Exercise input:
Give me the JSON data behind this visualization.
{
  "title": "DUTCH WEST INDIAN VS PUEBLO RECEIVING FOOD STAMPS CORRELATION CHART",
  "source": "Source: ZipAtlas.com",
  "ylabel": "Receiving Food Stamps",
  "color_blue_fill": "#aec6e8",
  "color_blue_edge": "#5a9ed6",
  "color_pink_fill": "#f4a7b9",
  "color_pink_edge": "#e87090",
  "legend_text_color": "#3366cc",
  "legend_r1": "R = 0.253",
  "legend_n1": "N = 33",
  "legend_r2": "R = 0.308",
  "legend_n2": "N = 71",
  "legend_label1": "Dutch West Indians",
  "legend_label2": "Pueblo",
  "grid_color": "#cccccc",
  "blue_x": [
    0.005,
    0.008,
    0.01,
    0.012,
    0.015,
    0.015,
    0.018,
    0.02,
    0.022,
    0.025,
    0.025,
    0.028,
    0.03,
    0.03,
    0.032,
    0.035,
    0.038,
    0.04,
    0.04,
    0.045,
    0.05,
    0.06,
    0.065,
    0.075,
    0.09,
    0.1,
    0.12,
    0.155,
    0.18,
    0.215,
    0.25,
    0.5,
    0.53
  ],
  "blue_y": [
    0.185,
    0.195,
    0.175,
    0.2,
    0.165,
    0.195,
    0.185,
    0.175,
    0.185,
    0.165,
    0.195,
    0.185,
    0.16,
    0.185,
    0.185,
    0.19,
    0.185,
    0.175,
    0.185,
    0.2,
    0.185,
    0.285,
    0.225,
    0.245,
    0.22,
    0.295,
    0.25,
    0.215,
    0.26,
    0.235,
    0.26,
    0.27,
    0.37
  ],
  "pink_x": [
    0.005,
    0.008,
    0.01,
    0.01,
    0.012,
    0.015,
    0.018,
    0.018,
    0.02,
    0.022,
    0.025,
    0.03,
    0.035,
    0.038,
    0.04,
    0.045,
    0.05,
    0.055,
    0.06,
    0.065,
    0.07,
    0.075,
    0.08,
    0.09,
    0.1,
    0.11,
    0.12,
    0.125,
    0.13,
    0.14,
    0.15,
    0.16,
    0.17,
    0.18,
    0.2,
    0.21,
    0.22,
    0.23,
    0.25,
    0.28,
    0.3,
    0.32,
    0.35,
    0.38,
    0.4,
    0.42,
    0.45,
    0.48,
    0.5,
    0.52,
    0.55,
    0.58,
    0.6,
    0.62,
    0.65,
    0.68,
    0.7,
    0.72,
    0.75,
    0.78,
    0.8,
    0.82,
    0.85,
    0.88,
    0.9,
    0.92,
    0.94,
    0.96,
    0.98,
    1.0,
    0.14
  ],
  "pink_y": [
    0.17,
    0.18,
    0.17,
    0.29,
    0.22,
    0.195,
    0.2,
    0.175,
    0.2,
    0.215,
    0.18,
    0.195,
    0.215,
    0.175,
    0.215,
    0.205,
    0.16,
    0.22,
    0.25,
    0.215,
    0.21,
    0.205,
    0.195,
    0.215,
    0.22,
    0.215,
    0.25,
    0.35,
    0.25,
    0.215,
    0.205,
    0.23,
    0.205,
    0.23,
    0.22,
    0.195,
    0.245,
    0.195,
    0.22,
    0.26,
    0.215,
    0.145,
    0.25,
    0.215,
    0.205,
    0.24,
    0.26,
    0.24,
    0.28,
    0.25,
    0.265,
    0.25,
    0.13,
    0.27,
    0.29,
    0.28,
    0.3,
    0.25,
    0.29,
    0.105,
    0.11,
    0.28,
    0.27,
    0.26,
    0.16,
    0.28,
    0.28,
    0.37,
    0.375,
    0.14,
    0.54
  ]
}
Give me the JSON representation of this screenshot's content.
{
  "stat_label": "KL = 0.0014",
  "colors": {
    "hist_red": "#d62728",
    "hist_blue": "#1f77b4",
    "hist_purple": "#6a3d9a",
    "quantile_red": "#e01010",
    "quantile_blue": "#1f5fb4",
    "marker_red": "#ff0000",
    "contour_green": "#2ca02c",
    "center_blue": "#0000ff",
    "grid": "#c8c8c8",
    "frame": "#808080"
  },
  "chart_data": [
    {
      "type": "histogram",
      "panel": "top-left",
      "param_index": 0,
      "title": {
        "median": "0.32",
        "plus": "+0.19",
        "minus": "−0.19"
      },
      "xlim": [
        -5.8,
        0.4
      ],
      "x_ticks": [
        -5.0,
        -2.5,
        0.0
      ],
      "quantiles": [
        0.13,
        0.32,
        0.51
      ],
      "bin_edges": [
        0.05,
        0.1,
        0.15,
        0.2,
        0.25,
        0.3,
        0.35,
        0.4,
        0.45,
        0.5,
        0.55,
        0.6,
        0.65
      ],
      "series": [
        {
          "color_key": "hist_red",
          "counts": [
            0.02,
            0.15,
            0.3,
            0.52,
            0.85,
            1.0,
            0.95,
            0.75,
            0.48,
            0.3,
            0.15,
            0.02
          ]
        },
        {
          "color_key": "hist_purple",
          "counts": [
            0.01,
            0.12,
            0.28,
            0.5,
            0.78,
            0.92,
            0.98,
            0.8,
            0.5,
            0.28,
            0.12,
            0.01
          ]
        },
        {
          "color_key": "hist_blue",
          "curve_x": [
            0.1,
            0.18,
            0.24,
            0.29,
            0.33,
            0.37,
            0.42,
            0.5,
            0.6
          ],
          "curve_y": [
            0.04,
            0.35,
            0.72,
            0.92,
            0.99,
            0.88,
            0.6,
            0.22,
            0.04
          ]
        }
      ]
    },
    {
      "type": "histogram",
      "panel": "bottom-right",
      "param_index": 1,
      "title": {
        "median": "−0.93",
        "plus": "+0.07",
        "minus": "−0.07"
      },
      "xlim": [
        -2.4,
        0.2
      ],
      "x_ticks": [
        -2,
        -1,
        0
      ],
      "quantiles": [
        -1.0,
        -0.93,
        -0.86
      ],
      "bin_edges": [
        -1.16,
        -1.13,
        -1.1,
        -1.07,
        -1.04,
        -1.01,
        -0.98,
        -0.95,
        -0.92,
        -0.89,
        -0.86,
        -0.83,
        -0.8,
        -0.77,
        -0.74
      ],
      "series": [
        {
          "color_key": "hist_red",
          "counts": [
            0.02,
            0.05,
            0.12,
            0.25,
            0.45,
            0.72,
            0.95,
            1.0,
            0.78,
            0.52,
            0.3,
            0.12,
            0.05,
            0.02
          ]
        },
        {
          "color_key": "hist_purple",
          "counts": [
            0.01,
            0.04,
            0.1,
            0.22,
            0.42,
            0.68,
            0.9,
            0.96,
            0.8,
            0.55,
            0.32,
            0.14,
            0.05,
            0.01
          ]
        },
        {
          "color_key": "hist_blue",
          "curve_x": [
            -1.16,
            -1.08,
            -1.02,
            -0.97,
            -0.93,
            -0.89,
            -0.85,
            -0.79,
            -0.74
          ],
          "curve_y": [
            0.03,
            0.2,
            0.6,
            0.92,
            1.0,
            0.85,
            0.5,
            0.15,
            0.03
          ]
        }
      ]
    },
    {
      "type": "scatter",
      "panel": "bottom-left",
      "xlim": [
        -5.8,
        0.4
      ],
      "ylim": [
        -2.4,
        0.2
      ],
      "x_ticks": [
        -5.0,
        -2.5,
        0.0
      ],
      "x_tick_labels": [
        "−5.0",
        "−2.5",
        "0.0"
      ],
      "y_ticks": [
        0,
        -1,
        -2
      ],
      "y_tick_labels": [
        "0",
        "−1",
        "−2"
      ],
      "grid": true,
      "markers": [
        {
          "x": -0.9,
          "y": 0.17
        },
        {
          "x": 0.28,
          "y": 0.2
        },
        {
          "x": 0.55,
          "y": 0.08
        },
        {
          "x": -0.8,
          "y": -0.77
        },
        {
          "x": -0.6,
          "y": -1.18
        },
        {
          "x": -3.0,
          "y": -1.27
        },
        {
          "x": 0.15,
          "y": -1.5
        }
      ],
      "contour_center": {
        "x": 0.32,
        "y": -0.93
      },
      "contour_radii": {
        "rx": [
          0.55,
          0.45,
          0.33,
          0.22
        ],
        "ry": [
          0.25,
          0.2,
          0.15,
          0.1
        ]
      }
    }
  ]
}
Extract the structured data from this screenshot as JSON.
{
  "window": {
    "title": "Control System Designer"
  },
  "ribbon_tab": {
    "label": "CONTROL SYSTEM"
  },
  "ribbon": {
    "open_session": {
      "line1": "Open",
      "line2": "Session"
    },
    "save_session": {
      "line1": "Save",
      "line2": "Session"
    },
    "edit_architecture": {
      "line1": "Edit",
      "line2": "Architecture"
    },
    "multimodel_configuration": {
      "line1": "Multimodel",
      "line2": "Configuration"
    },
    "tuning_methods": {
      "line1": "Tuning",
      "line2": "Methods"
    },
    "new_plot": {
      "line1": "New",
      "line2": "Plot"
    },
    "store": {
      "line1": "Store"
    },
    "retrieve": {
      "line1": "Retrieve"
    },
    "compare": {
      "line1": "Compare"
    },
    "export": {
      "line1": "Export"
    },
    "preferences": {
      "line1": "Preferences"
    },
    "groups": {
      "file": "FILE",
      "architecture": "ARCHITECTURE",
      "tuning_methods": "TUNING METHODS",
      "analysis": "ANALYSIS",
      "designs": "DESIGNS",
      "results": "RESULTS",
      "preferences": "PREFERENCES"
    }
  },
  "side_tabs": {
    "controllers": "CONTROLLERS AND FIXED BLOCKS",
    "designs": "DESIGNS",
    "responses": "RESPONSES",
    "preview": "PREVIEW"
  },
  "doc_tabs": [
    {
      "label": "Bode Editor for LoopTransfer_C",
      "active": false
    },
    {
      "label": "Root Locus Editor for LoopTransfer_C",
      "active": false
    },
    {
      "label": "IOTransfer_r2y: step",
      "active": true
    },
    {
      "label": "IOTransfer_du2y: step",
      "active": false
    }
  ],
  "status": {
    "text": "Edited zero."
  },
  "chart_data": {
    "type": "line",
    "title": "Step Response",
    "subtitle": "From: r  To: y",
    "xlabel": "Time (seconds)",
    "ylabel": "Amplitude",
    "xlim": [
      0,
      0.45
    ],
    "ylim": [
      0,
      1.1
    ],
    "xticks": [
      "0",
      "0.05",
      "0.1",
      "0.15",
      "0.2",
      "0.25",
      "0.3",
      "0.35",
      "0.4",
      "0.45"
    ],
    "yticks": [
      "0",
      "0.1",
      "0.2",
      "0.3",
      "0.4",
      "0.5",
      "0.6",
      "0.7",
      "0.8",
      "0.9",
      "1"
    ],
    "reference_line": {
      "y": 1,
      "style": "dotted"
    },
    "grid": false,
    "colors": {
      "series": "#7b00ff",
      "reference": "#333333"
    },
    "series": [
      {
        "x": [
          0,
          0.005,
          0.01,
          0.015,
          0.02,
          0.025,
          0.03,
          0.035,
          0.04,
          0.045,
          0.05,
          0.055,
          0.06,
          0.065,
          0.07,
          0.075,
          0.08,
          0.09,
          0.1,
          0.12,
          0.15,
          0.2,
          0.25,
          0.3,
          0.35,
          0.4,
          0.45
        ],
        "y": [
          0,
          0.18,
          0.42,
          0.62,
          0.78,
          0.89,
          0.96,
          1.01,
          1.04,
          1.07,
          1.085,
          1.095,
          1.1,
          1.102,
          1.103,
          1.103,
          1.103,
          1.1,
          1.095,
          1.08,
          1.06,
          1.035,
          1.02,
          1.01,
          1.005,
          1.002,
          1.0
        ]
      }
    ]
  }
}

Task to carry out: State the number of lines above that hold the string "ylabel", with nothing added.

Response for this exercise: 2